Select and copy out every line in the records containing "structured".

::::::

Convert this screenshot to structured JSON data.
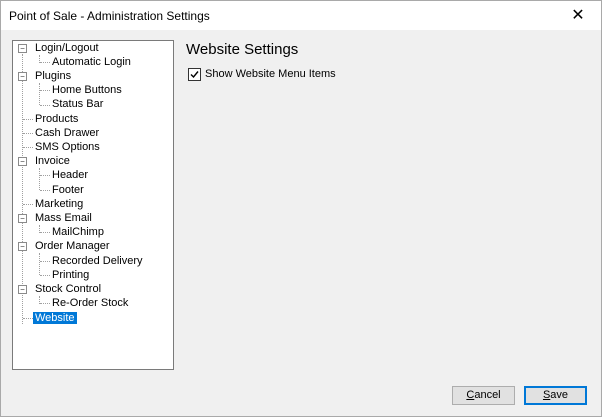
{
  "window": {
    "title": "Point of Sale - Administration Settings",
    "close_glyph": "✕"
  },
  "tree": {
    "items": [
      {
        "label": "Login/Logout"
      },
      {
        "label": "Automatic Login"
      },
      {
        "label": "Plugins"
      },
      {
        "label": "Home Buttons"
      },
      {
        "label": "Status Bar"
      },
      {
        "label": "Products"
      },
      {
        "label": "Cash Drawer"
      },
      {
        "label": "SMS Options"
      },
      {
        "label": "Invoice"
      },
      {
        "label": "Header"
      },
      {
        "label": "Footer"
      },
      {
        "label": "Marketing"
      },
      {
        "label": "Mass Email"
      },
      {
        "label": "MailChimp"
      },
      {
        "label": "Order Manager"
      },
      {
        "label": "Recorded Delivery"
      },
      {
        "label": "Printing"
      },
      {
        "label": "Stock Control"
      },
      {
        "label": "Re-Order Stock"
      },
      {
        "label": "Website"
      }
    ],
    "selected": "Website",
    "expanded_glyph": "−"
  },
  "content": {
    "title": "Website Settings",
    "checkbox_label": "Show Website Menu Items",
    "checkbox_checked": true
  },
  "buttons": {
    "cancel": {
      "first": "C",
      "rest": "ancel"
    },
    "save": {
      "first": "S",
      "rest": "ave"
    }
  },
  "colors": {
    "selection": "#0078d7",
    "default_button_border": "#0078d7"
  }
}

::::::

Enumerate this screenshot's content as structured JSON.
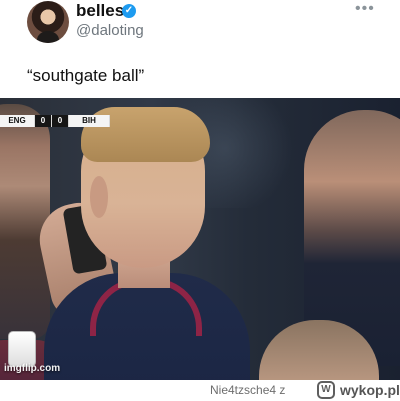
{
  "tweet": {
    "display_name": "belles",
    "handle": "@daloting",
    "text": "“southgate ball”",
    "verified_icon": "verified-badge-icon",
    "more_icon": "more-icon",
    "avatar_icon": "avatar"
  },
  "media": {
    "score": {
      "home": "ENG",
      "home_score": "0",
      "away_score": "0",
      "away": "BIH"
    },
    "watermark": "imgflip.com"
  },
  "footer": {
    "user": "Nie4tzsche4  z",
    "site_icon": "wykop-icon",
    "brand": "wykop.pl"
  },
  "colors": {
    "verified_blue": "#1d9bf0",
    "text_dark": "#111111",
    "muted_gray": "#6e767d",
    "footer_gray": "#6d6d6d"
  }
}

::::::

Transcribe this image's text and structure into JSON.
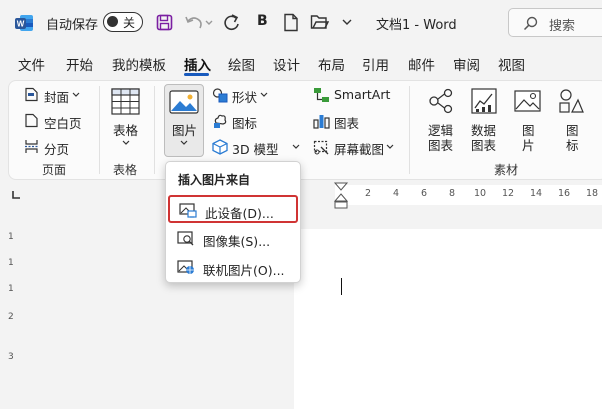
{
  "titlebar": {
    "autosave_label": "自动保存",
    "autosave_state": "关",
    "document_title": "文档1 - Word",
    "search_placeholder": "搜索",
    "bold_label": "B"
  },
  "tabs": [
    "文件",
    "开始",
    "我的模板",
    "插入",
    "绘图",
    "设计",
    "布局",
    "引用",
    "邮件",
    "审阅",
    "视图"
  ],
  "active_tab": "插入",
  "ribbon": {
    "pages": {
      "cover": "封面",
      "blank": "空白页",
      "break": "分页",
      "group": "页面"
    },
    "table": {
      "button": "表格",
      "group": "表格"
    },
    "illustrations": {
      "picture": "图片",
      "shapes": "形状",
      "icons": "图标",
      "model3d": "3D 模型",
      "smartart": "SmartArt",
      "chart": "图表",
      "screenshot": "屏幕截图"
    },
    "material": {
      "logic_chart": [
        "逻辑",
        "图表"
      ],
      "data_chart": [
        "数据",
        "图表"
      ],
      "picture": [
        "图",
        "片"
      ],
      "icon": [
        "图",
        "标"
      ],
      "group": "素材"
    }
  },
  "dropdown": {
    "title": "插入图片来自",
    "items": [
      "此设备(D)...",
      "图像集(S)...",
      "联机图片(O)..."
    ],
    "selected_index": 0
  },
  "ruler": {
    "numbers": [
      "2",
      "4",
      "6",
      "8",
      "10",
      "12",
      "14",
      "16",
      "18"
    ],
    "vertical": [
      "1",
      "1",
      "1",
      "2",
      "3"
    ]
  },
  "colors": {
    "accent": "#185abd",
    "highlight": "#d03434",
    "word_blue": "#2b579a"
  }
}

::::::

> **EXERCISE SOLUTION**:
Convert this screenshot to structured JSON data.
Enumerate this screenshot's content as structured JSON.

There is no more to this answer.